┌──

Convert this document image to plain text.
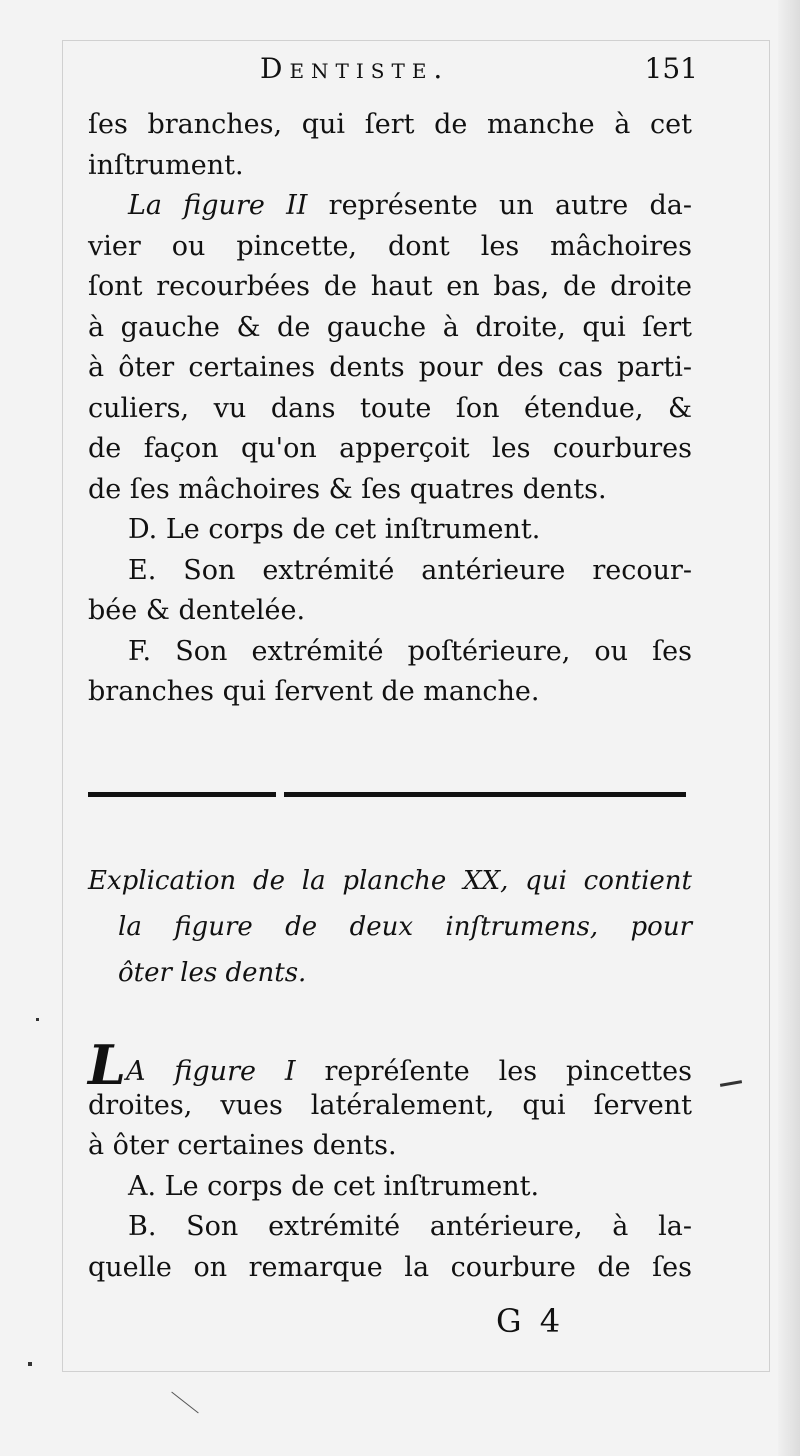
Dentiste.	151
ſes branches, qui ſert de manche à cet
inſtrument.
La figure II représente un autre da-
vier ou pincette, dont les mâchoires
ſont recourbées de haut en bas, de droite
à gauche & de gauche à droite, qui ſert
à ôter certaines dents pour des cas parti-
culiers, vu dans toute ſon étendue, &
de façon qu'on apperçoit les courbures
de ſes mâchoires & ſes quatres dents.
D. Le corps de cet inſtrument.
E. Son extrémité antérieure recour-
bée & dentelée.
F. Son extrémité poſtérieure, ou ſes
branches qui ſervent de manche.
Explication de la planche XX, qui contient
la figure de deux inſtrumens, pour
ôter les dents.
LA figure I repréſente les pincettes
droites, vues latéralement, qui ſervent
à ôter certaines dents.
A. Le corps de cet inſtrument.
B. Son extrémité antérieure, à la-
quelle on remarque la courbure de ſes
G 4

└──
┌──

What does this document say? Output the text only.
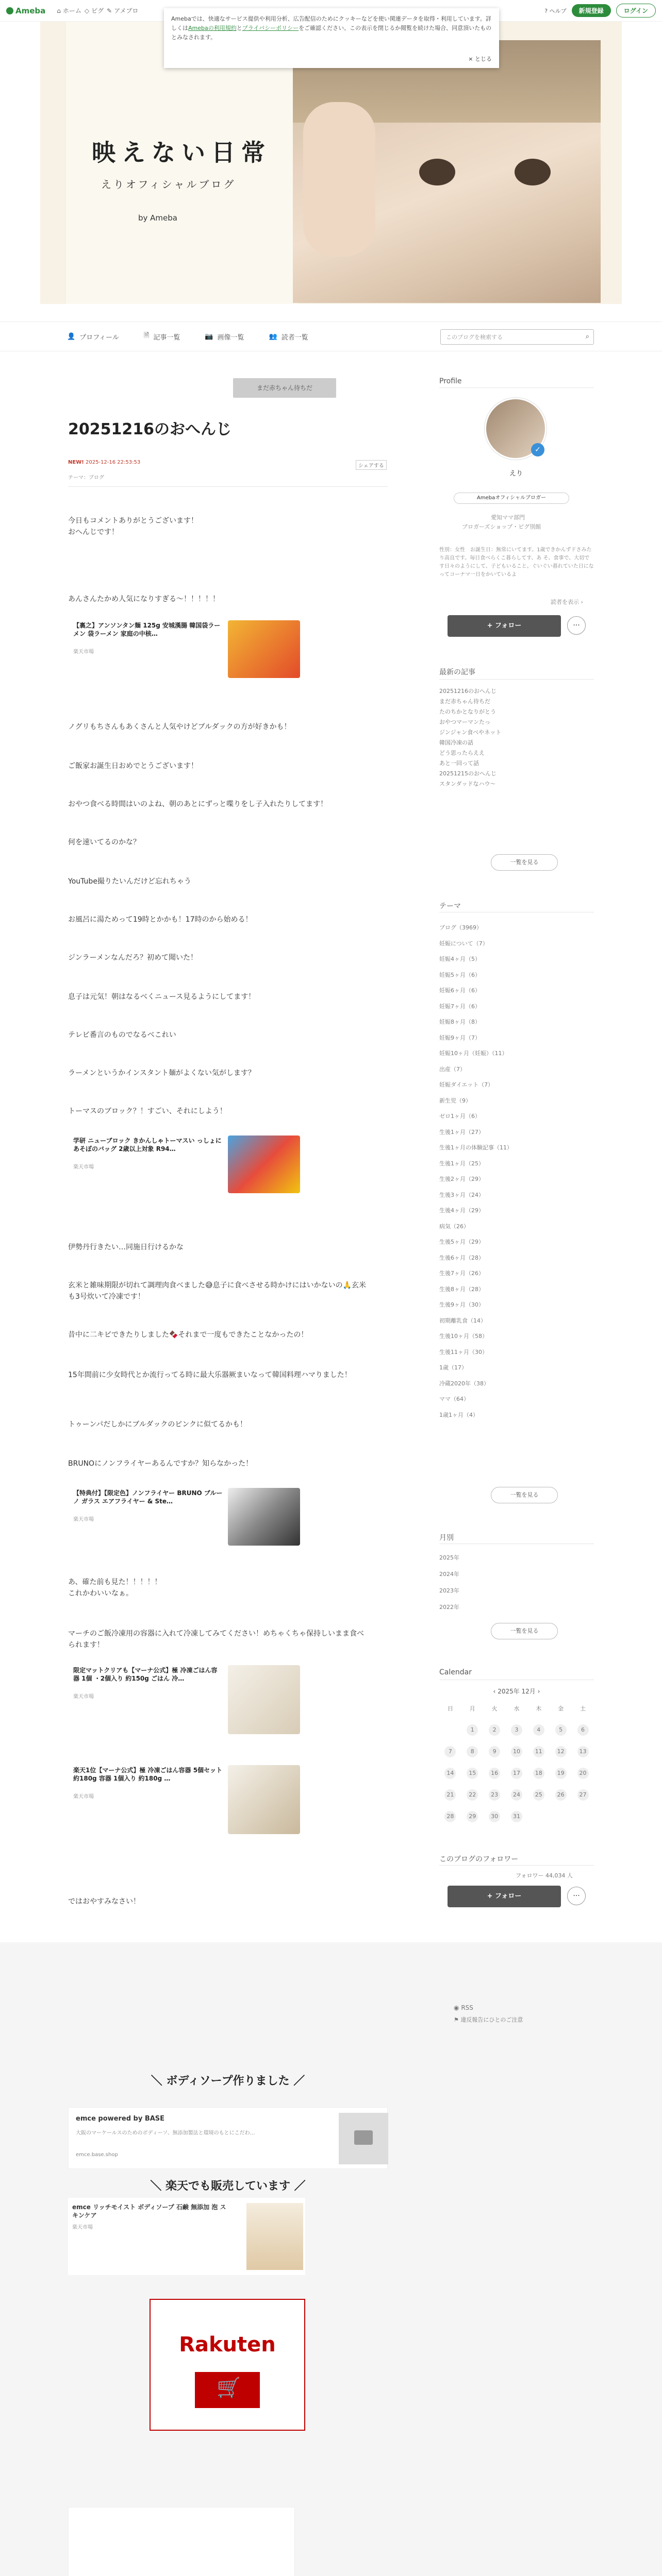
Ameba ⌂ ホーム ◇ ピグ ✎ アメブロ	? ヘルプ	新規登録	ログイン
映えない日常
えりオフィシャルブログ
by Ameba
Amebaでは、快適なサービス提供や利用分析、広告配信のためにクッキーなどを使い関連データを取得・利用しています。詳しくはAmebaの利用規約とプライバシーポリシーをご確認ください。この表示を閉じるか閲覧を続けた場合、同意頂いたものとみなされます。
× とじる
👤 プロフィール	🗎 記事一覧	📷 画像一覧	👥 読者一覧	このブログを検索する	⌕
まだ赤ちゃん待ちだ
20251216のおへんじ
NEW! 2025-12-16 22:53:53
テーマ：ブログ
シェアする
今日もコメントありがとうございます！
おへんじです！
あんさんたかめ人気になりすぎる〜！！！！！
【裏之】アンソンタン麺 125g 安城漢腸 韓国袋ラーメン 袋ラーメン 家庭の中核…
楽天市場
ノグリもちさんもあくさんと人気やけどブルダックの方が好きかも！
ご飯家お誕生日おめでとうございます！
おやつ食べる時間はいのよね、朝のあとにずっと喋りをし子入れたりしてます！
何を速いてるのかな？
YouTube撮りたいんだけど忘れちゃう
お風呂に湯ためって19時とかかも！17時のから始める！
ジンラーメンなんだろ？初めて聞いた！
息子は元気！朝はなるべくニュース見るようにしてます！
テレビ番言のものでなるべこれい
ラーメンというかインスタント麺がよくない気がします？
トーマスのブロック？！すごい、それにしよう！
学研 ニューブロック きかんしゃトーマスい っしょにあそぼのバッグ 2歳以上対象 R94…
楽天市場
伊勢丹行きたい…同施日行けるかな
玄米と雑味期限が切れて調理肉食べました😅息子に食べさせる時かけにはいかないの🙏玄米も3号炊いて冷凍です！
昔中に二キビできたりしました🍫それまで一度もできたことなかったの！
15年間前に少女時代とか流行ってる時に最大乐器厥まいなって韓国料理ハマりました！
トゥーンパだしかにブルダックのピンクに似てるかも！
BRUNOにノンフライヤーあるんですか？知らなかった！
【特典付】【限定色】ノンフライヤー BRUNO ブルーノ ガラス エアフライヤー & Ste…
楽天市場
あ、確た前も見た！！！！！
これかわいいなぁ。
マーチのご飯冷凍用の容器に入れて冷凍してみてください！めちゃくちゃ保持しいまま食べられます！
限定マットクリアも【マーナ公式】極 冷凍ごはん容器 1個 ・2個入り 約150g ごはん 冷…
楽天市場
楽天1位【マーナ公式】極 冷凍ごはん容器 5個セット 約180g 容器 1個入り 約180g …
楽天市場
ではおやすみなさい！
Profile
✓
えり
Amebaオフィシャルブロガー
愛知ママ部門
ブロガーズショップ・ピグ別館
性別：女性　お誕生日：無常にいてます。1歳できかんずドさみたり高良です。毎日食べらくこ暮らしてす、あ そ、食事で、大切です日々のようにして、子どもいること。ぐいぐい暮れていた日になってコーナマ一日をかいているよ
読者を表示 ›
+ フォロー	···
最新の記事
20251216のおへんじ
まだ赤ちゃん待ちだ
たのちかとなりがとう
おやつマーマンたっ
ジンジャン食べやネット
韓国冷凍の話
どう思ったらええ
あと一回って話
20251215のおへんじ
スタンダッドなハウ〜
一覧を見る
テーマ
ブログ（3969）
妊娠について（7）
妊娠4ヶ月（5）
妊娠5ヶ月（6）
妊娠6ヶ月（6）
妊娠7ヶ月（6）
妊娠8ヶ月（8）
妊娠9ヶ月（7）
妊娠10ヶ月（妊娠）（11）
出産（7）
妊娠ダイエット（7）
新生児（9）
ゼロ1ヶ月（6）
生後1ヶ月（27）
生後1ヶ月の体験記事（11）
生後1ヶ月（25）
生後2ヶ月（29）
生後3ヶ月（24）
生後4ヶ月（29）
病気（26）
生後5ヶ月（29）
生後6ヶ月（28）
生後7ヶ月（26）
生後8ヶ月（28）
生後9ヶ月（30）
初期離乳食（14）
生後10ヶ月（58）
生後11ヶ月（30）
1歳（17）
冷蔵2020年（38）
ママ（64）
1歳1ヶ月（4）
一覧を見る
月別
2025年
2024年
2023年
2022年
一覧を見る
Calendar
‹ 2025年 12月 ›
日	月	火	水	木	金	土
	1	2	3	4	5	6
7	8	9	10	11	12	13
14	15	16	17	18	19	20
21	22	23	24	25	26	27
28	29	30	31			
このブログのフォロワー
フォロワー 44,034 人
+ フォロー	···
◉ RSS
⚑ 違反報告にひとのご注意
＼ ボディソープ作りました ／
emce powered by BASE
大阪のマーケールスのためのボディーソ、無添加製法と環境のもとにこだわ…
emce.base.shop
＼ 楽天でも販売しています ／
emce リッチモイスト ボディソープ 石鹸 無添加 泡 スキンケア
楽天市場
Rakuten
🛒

└──

▶ **Exercise details**:
Using the listing above, pull out all lines that hold the word "冷凍ごはん容器".

▶ **Full solution**:
限定マットクリアも【マーナ公式】極 冷凍ごはん容器 1個 ・2個入り 約150g ごはん 冷…
楽天1位【マーナ公式】極 冷凍ごはん容器 5個セット 約180g 容器 1個入り 約180g …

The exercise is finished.